== TEXTO FORNECIDO ==
D. Manuel Clemente foi recebido no dia em que a manchete do Expresso dá nota de uma denúncia de 12 padres suspeitos de abuso de menores
O cardeal-patriarca de Lisboa, Manuel Clemente, foi hoje de manhã recebido pelo Papa Francisco a propósito dos acontecimentos das últimas semanas, relacionados com suspeitas de abusos de menores na igreja em Portugal, revelou o Patriarcado.
Em comunicado, o Patriarcado de Lisboa diz que Manuel Clemente foi recebido, a seu pedido, “em audiência privada”.
“O encontro, pedido pelo Cardeal-Patriarca de Lisboa, realizou-se num clima de comunhão fraterna e num diálogo transparente sobre os acontecimentos das últimas semanas que marcaram a vida da Igreja em Portugal”, acrescenta a nota.
Esta audiência ocorreu no dia me que o jornal Expresso divulga que, além do patriarca de Lisboa, Manuel Clemente, também o bispo da Guarda, Manuel Felício, e o bispo emérito de Setúbal, Gilberto Reis, terão tido conhecimento de queixas de abusos por parte de padres e não comunicaram essas suspeitas nem à Polícia Judiciária nem ao Ministério Público, as autoridades civis com competência para investigar este tipo de crimes.

== ENTRADAS LISTADAS ==

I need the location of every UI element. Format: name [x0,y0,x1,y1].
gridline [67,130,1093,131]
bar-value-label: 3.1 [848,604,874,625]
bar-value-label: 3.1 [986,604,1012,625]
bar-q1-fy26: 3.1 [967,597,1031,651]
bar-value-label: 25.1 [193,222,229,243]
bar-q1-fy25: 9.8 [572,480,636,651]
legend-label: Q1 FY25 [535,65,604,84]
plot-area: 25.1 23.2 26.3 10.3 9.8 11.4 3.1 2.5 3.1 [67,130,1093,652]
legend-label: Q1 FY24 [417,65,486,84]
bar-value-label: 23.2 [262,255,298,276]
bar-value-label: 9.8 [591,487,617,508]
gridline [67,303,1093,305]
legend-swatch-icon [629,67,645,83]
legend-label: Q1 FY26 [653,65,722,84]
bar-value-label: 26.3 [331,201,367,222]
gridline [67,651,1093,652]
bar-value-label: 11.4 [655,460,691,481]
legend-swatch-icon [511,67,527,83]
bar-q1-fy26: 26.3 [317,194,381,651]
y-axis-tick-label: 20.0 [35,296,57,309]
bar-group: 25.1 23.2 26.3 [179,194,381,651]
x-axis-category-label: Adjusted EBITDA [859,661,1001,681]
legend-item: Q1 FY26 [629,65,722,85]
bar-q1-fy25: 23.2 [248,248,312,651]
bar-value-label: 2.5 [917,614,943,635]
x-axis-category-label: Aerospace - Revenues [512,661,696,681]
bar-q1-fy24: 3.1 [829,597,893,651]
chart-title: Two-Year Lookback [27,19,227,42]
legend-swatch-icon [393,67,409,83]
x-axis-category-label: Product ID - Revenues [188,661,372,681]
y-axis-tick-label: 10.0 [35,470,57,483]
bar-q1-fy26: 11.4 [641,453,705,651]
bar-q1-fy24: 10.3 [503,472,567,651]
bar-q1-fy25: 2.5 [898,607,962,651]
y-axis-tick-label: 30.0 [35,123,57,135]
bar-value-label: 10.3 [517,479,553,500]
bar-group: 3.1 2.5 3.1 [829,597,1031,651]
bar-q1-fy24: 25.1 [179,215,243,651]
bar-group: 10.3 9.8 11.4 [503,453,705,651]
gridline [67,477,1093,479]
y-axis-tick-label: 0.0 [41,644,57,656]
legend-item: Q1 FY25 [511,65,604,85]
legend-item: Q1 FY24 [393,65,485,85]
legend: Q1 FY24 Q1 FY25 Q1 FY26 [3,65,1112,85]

== TAREFAS OBRIGATÓRIAS ==
**A)** Transcreva sem qualquer alteração o trecho do texto sobre a audiência de Manuel Clemente com o Papa que vai de "Em comunicado, o" até "acrescenta a nota.", inclusive.
**B)** Extraia todas as linhas que contêm a palavra "Revenues", distinguindo maiúsculas de minúsculas.

== SOLUÇÕES ==
**A)**
Em comunicado, o Patriarcado de Lisboa diz que Manuel Clemente foi recebido, a seu pedido, “em audiência privada”.
“O encontro, pedido pelo Cardeal-Patriarca de Lisboa, realizou-se num clima de comunhão fraterna e num diálogo transparente sobre os acontecimentos das últimas semanas que marcaram a vida da Igreja em Portugal”, acrescenta a nota.

**B)**
x-axis-category-label: Aerospace - Revenues [512,661,696,681]
x-axis-category-label: Product ID - Revenues [188,661,372,681]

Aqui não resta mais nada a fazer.